→ CHALLENGE: Return every line of the records below verbatim, with no pictures in the copy.

→ SOURCE DATA:
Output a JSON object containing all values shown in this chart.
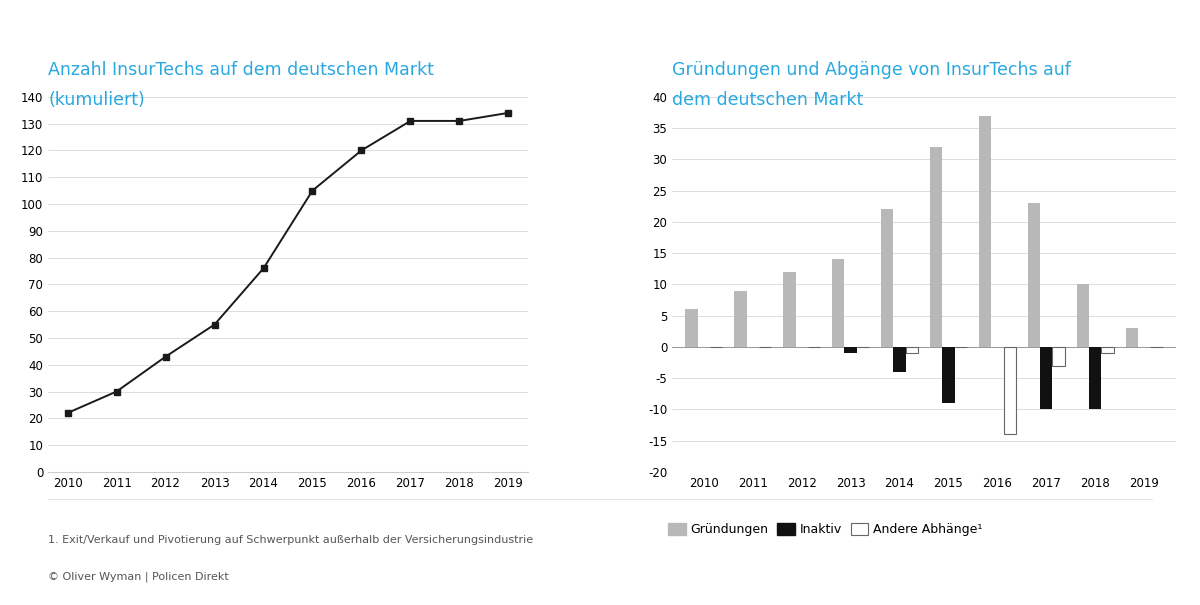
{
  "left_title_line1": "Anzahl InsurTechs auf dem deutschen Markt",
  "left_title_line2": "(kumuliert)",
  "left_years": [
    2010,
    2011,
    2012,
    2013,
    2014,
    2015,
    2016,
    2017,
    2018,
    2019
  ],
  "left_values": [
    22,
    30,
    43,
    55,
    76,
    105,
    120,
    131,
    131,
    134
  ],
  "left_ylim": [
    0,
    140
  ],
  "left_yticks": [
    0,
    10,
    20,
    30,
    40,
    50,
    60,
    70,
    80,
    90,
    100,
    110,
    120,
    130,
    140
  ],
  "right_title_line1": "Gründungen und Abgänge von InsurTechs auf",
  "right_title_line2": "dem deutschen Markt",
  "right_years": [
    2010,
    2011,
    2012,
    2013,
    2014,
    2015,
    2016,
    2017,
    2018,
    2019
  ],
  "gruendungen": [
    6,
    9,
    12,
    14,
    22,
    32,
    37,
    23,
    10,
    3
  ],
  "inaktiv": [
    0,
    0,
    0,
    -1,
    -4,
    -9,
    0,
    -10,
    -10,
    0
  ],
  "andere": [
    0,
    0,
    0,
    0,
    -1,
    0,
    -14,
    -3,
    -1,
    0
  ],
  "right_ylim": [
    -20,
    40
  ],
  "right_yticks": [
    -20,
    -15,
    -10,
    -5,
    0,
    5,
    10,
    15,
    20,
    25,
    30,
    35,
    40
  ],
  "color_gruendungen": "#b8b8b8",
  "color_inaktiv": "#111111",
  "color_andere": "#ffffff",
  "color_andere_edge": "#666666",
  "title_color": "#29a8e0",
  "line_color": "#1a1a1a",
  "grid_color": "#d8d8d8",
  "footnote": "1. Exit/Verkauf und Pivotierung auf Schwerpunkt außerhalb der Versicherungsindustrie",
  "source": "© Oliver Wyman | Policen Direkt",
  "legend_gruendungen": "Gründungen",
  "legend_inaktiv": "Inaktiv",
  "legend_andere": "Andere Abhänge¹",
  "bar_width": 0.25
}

→ SOLVED EXERCISE:
Output a JSON object containing all values shown in this chart.
{
  "left_title_line1": "Anzahl InsurTechs auf dem deutschen Markt",
  "left_title_line2": "(kumuliert)",
  "left_years": [
    2010,
    2011,
    2012,
    2013,
    2014,
    2015,
    2016,
    2017,
    2018,
    2019
  ],
  "left_values": [
    22,
    30,
    43,
    55,
    76,
    105,
    120,
    131,
    131,
    134
  ],
  "left_ylim": [
    0,
    140
  ],
  "left_yticks": [
    0,
    10,
    20,
    30,
    40,
    50,
    60,
    70,
    80,
    90,
    100,
    110,
    120,
    130,
    140
  ],
  "right_title_line1": "Gründungen und Abgänge von InsurTechs auf",
  "right_title_line2": "dem deutschen Markt",
  "right_years": [
    2010,
    2011,
    2012,
    2013,
    2014,
    2015,
    2016,
    2017,
    2018,
    2019
  ],
  "gruendungen": [
    6,
    9,
    12,
    14,
    22,
    32,
    37,
    23,
    10,
    3
  ],
  "inaktiv": [
    0,
    0,
    0,
    -1,
    -4,
    -9,
    0,
    -10,
    -10,
    0
  ],
  "andere": [
    0,
    0,
    0,
    0,
    -1,
    0,
    -14,
    -3,
    -1,
    0
  ],
  "right_ylim": [
    -20,
    40
  ],
  "right_yticks": [
    -20,
    -15,
    -10,
    -5,
    0,
    5,
    10,
    15,
    20,
    25,
    30,
    35,
    40
  ],
  "color_gruendungen": "#b8b8b8",
  "color_inaktiv": "#111111",
  "color_andere": "#ffffff",
  "color_andere_edge": "#666666",
  "title_color": "#29a8e0",
  "line_color": "#1a1a1a",
  "grid_color": "#d8d8d8",
  "footnote": "1. Exit/Verkauf und Pivotierung auf Schwerpunkt außerhalb der Versicherungsindustrie",
  "source": "© Oliver Wyman | Policen Direkt",
  "legend_gruendungen": "Gründungen",
  "legend_inaktiv": "Inaktiv",
  "legend_andere": "Andere Abhänge¹",
  "bar_width": 0.25
}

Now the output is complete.